— Description of the task —
Return every record below exactly as written, but leave out the pictures.

-- begin Excerpted records --

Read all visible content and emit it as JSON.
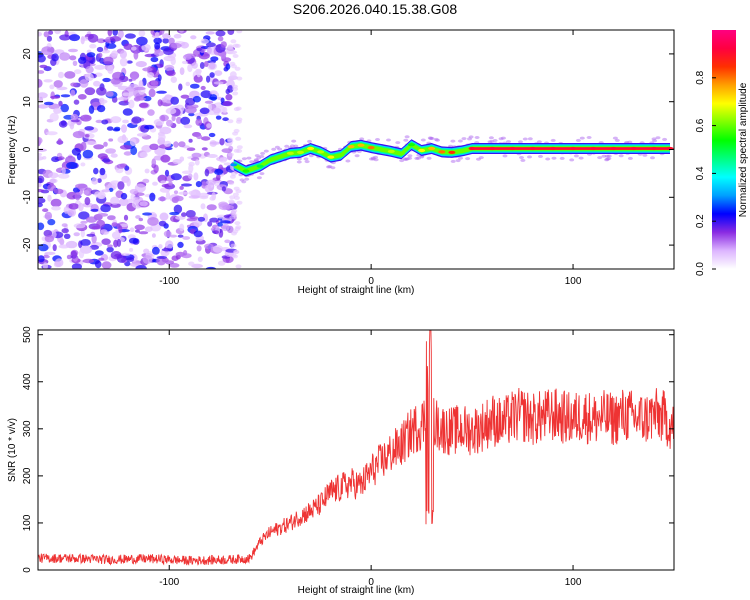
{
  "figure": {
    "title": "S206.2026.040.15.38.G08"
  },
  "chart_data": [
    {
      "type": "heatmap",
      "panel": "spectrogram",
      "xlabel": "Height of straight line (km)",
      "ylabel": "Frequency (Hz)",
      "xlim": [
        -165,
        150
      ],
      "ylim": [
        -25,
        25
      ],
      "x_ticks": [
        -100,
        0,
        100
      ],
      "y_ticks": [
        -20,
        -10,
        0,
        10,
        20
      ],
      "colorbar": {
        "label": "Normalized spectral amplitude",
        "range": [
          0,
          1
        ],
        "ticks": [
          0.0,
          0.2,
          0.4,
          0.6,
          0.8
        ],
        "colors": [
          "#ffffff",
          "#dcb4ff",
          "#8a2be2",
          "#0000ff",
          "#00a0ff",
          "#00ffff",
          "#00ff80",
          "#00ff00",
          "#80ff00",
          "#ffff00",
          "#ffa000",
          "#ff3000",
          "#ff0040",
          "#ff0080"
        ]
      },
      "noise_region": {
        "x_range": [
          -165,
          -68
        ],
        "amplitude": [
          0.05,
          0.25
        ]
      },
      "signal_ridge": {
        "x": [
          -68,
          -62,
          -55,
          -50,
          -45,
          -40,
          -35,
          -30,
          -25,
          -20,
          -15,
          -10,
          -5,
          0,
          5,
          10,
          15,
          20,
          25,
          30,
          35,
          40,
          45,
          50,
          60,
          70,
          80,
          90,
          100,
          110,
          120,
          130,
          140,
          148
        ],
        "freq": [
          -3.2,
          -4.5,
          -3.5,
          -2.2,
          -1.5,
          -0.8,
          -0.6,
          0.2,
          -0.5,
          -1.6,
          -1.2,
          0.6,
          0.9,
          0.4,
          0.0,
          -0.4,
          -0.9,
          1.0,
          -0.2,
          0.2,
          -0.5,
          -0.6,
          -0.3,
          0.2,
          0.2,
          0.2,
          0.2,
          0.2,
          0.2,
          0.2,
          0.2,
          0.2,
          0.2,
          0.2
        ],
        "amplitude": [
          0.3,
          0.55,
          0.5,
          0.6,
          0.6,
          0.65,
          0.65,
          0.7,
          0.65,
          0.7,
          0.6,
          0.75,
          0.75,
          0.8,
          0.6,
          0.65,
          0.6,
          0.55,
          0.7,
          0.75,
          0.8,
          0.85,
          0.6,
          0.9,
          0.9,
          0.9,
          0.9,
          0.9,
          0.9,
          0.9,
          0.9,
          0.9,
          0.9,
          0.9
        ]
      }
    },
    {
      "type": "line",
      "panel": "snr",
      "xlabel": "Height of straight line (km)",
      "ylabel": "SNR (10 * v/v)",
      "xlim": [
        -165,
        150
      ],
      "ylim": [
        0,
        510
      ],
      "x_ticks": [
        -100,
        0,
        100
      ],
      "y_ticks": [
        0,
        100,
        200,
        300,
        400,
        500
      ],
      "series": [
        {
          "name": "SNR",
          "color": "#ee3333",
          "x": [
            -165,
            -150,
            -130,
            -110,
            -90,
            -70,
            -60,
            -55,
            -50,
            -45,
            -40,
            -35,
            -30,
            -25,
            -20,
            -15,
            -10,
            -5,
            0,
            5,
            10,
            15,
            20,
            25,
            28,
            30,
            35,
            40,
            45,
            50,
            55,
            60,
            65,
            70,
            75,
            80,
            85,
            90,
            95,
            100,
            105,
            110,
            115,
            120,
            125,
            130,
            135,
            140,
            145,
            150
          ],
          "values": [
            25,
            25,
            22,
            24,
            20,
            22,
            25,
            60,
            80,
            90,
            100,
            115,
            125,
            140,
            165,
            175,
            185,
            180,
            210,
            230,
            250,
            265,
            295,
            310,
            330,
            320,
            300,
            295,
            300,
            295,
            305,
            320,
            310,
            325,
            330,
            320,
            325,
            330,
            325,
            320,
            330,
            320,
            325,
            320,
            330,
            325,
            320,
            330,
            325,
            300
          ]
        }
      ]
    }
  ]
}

-- end Excerpted records --

— The result —
Read all visible content and emit it as JSON.
{
  "figure": {
    "title": "S206.2026.040.15.38.G08"
  },
  "chart_data": [
    {
      "type": "heatmap",
      "panel": "spectrogram",
      "xlabel": "Height of straight line (km)",
      "ylabel": "Frequency (Hz)",
      "xlim": [
        -165,
        150
      ],
      "ylim": [
        -25,
        25
      ],
      "x_ticks": [
        -100,
        0,
        100
      ],
      "y_ticks": [
        -20,
        -10,
        0,
        10,
        20
      ],
      "colorbar": {
        "label": "Normalized spectral amplitude",
        "range": [
          0,
          1
        ],
        "ticks": [
          0.0,
          0.2,
          0.4,
          0.6,
          0.8
        ],
        "colors": [
          "#ffffff",
          "#dcb4ff",
          "#8a2be2",
          "#0000ff",
          "#00a0ff",
          "#00ffff",
          "#00ff80",
          "#00ff00",
          "#80ff00",
          "#ffff00",
          "#ffa000",
          "#ff3000",
          "#ff0040",
          "#ff0080"
        ]
      },
      "noise_region": {
        "x_range": [
          -165,
          -68
        ],
        "amplitude": [
          0.05,
          0.25
        ]
      },
      "signal_ridge": {
        "x": [
          -68,
          -62,
          -55,
          -50,
          -45,
          -40,
          -35,
          -30,
          -25,
          -20,
          -15,
          -10,
          -5,
          0,
          5,
          10,
          15,
          20,
          25,
          30,
          35,
          40,
          45,
          50,
          60,
          70,
          80,
          90,
          100,
          110,
          120,
          130,
          140,
          148
        ],
        "freq": [
          -3.2,
          -4.5,
          -3.5,
          -2.2,
          -1.5,
          -0.8,
          -0.6,
          0.2,
          -0.5,
          -1.6,
          -1.2,
          0.6,
          0.9,
          0.4,
          0.0,
          -0.4,
          -0.9,
          1.0,
          -0.2,
          0.2,
          -0.5,
          -0.6,
          -0.3,
          0.2,
          0.2,
          0.2,
          0.2,
          0.2,
          0.2,
          0.2,
          0.2,
          0.2,
          0.2,
          0.2
        ],
        "amplitude": [
          0.3,
          0.55,
          0.5,
          0.6,
          0.6,
          0.65,
          0.65,
          0.7,
          0.65,
          0.7,
          0.6,
          0.75,
          0.75,
          0.8,
          0.6,
          0.65,
          0.6,
          0.55,
          0.7,
          0.75,
          0.8,
          0.85,
          0.6,
          0.9,
          0.9,
          0.9,
          0.9,
          0.9,
          0.9,
          0.9,
          0.9,
          0.9,
          0.9,
          0.9
        ]
      }
    },
    {
      "type": "line",
      "panel": "snr",
      "xlabel": "Height of straight line (km)",
      "ylabel": "SNR (10 * v/v)",
      "xlim": [
        -165,
        150
      ],
      "ylim": [
        0,
        510
      ],
      "x_ticks": [
        -100,
        0,
        100
      ],
      "y_ticks": [
        0,
        100,
        200,
        300,
        400,
        500
      ],
      "series": [
        {
          "name": "SNR",
          "color": "#ee3333",
          "x": [
            -165,
            -150,
            -130,
            -110,
            -90,
            -70,
            -60,
            -55,
            -50,
            -45,
            -40,
            -35,
            -30,
            -25,
            -20,
            -15,
            -10,
            -5,
            0,
            5,
            10,
            15,
            20,
            25,
            28,
            30,
            35,
            40,
            45,
            50,
            55,
            60,
            65,
            70,
            75,
            80,
            85,
            90,
            95,
            100,
            105,
            110,
            115,
            120,
            125,
            130,
            135,
            140,
            145,
            150
          ],
          "values": [
            25,
            25,
            22,
            24,
            20,
            22,
            25,
            60,
            80,
            90,
            100,
            115,
            125,
            140,
            165,
            175,
            185,
            180,
            210,
            230,
            250,
            265,
            295,
            310,
            330,
            320,
            300,
            295,
            300,
            295,
            305,
            320,
            310,
            325,
            330,
            320,
            325,
            330,
            325,
            320,
            330,
            320,
            325,
            320,
            330,
            325,
            320,
            330,
            325,
            300
          ]
        }
      ]
    }
  ]
}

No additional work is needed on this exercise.